• [REQUEST]: Return every line below in which "overflows" appears.
##########
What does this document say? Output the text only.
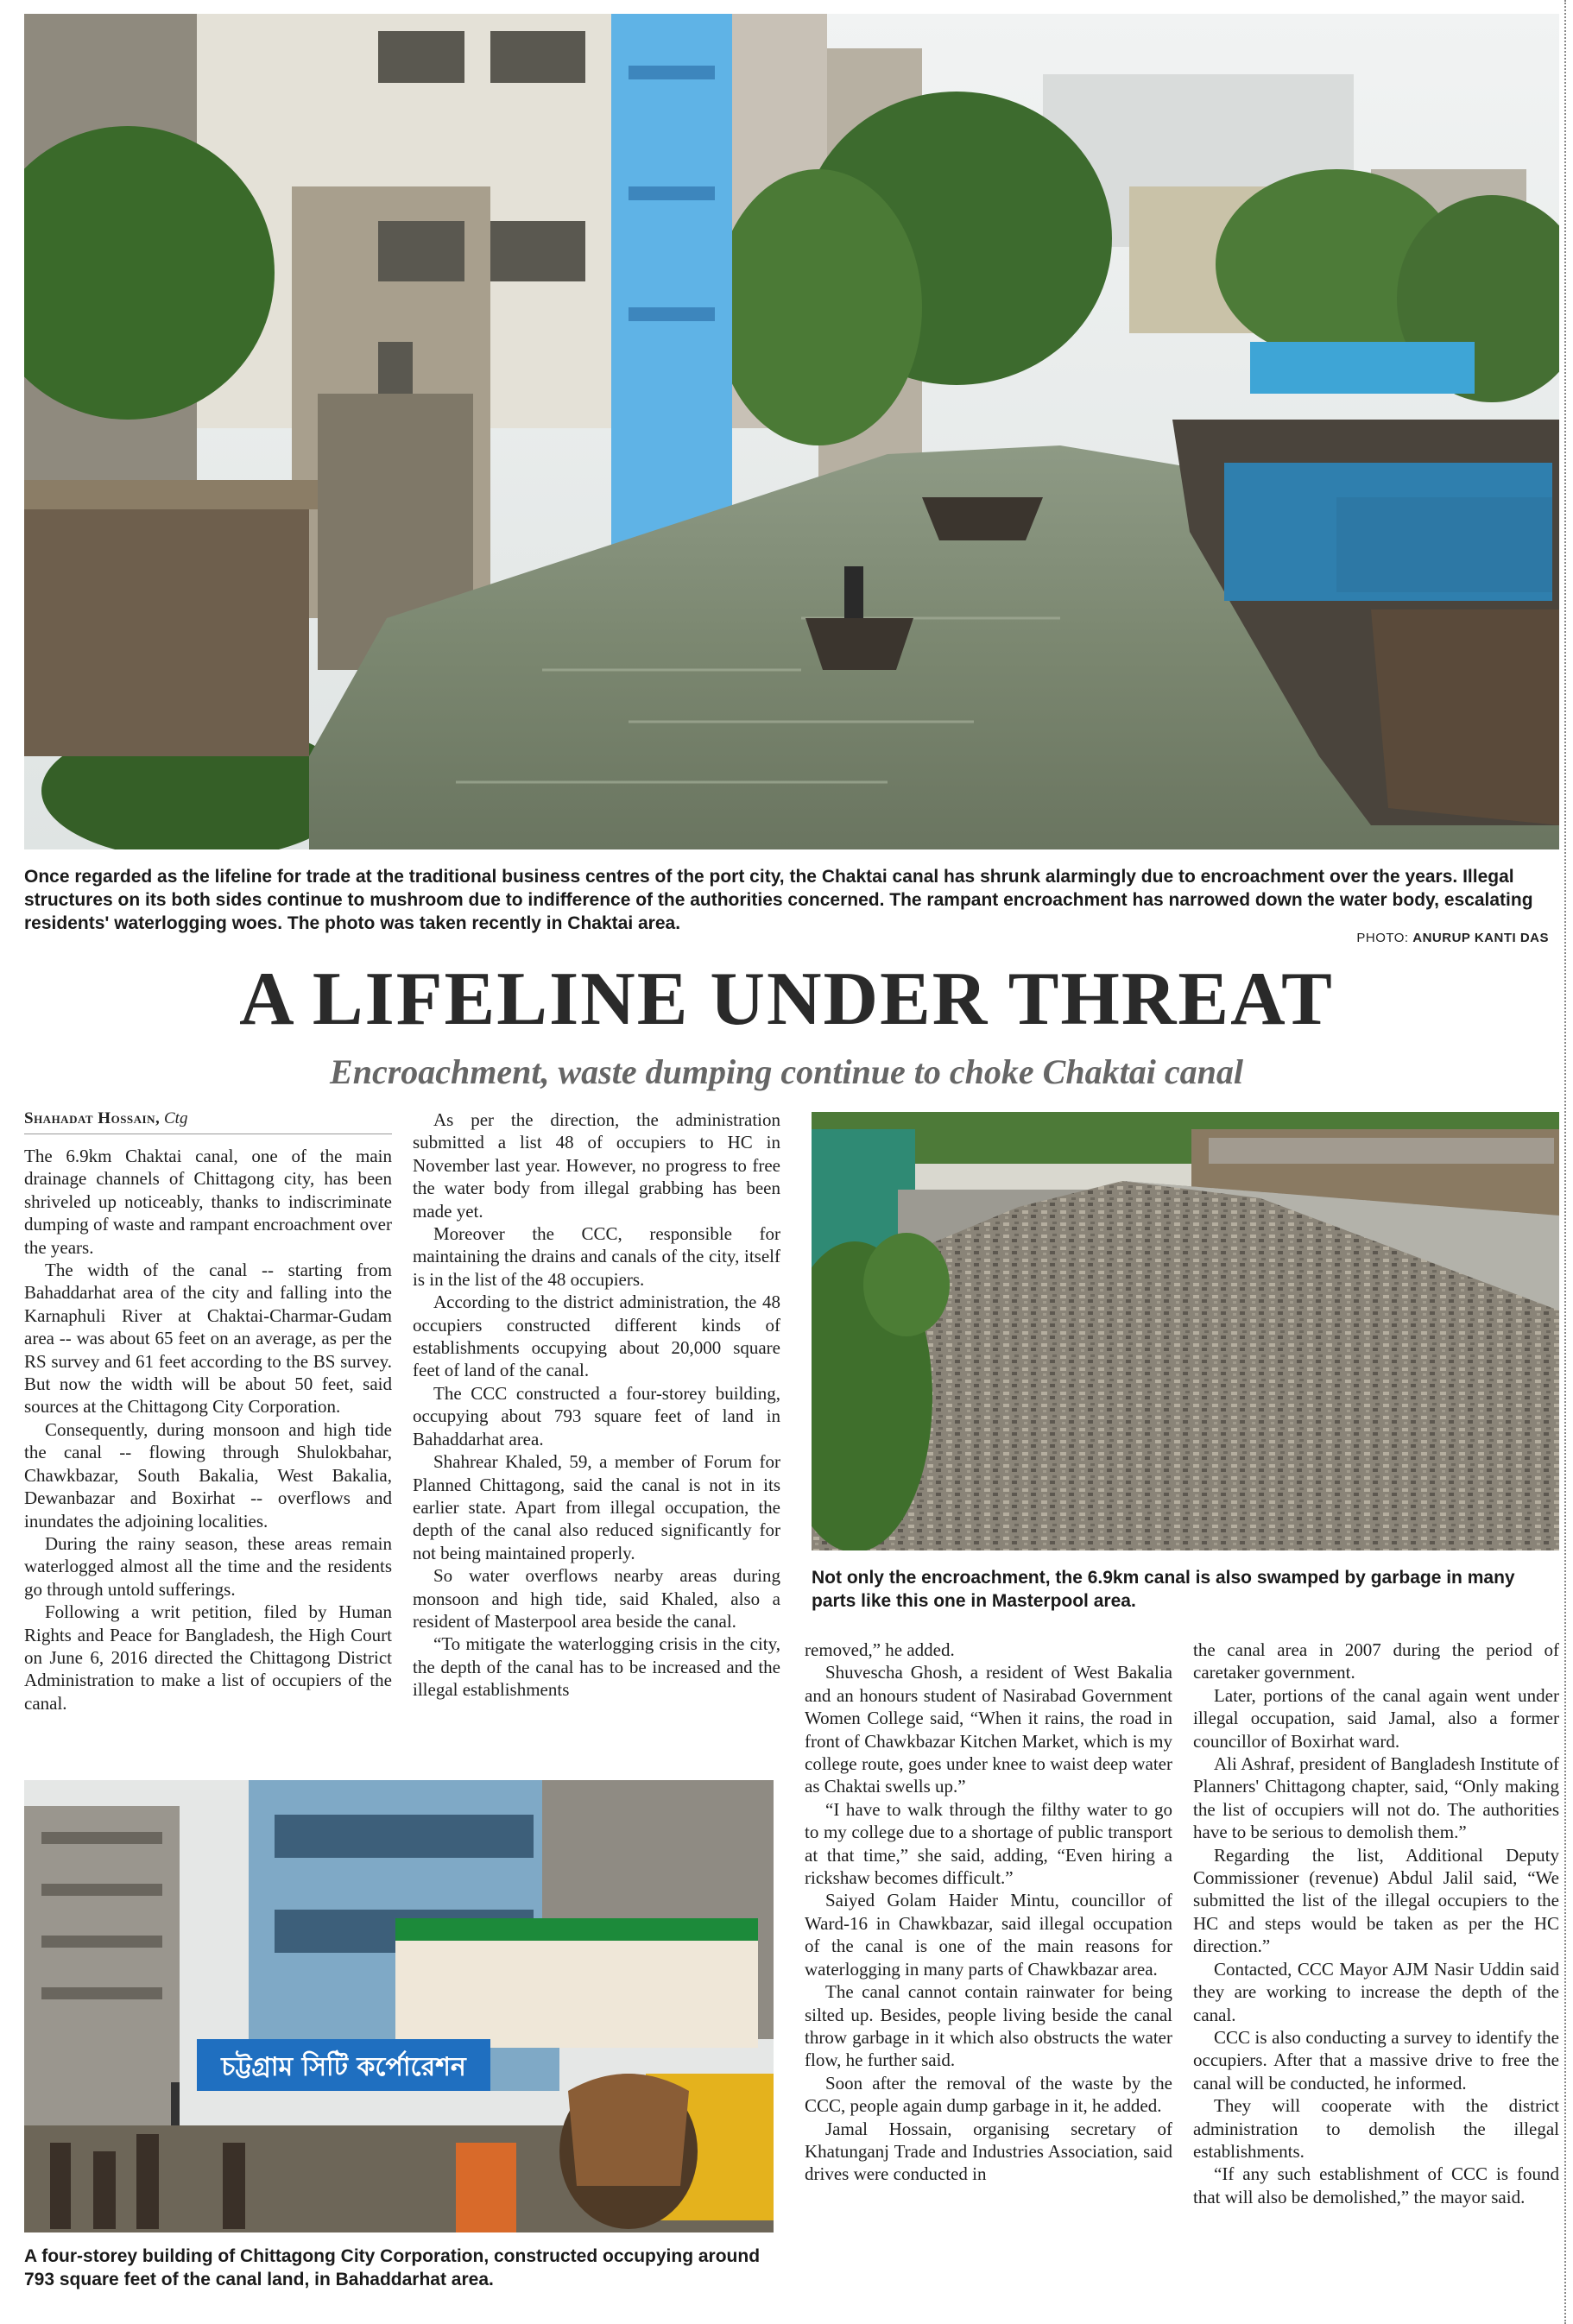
Once regarded as the lifeline for trade at the traditional business centres of the port city, the Chaktai canal has shrunk alarmingly due to encroachment over the years. Illegal structures on its both sides continue to mushroom due to indifference of the authorities concerned. The rampant encroachment has narrowed down the water body, escalating residents' waterlogging woes. The photo was taken recently in Chaktai area.
PHOTO: ANURUP KANTI DAS
A LIFELINE UNDER THREAT
Encroachment, waste dumping continue to choke Chaktai canal
Shahadat Hossain, Ctg

The 6.9km Chaktai canal, one of the main drainage channels of Chittagong city, has been shriveled up noticeably, thanks to indiscriminate dumping of waste and rampant encroachment over the years.

The width of the canal -- starting from Bahaddarhat area of the city and falling into the Karnaphuli River at Chaktai-Charmar-Gudam area -- was about 65 feet on an average, as per the RS survey and 61 feet according to the BS survey. But now the width will be about 50 feet, said sources at the Chittagong City Corporation.

Consequently, during monsoon and high tide the canal -- flowing through Shulokbahar, Chawkbazar, South Bakalia, West Bakalia, Dewanbazar and Boxirhat -- overflows and inundates the adjoining localities.

During the rainy season, these areas remain waterlogged almost all the time and the residents go through untold sufferings.

Following a writ petition, filed by Human Rights and Peace for Bangladesh, the High Court on June 6, 2016 directed the Chittagong District Administration to make a list of occupiers of the canal.

As per the direction, the administration submitted a list 48 of occupiers to HC in November last year. However, no progress to free the water body from illegal grabbing has been made yet.

Moreover the CCC, responsible for maintaining the drains and canals of the city, itself is in the list of the 48 occupiers.

According to the district administration, the 48 occupiers constructed different kinds of establishments occupying about 20,000 square feet of land of the canal.

The CCC constructed a four-storey building, occupying about 793 square feet of land in Bahaddarhat area.

Shahrear Khaled, 59, a member of Forum for Planned Chittagong, said the canal is not in its earlier state. Apart from illegal occupation, the depth of the canal also reduced significantly for not being maintained properly.

So water overflows nearby areas during monsoon and high tide, said Khaled, also a resident of Masterpool area beside the canal.

“To mitigate the waterlogging crisis in the city, the depth of the canal has to be increased and the illegal establishments

Not only the encroachment, the 6.9km canal is also swamped by garbage in many parts like this one in Masterpool area.
চট্টগ্রাম সিটি কর্পোরেশন
A four-storey building of Chittagong City Corporation, constructed occupying around 793 square feet of the canal land, in Bahaddarhat area.

removed,” he added.

Shuvescha Ghosh, a resident of West Bakalia and an honours student of Nasirabad Government Women College said, “When it rains, the road in front of Chawkbazar Kitchen Market, which is my college route, goes under knee to waist deep water as Chaktai swells up.”

“I have to walk through the filthy water to go to my college due to a shortage of public transport at that time,” she said, adding, “Even hiring a rickshaw becomes difficult.”

Saiyed Golam Haider Mintu, councillor of Ward-16 in Chawkbazar, said illegal occupation of the canal is one of the main reasons for waterlogging in many parts of Chawkbazar area.

The canal cannot contain rainwater for being silted up. Besides, people living beside the canal throw garbage in it which also obstructs the water flow, he further said.

Soon after the removal of the waste by the CCC, people again dump garbage in it, he added.

Jamal Hossain, organising secretary of Khatunganj Trade and Industries Association, said drives were conducted in

the canal area in 2007 during the period of caretaker government.

Later, portions of the canal again went under illegal occupation, said Jamal, also a former councillor of Boxirhat ward.

Ali Ashraf, president of Bangladesh Institute of Planners' Chittagong chapter, said, “Only making the list of occupiers will not do. The authorities have to be serious to demolish them.”

Regarding the list, Additional Deputy Commissioner (revenue) Abdul Jalil said, “We submitted the list of the illegal occupiers to the HC and steps would be taken as per the HC direction.”

Contacted, CCC Mayor AJM Nasir Uddin said they are working to increase the depth of the canal.

CCC is also conducting a survey to identify the occupiers. After that a massive drive to free the canal will be conducted, he informed.

They will cooperate with the district administration to demolish the illegal establishments.

“If any such establishment of CCC is found that will also be demolished,” the mayor said.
##########
• [SOLUTION FOR THIS PROBLEM]:
Consequently, during monsoon and high tide the canal -- flowing through Shulokbahar, Chawkbazar, South Bakalia, West Bakalia, Dewanbazar and Boxirhat -- overflows and inundates the adjoining localities.
So water overflows nearby areas during monsoon and high tide, said Khaled, also a resident of Masterpool area beside the canal.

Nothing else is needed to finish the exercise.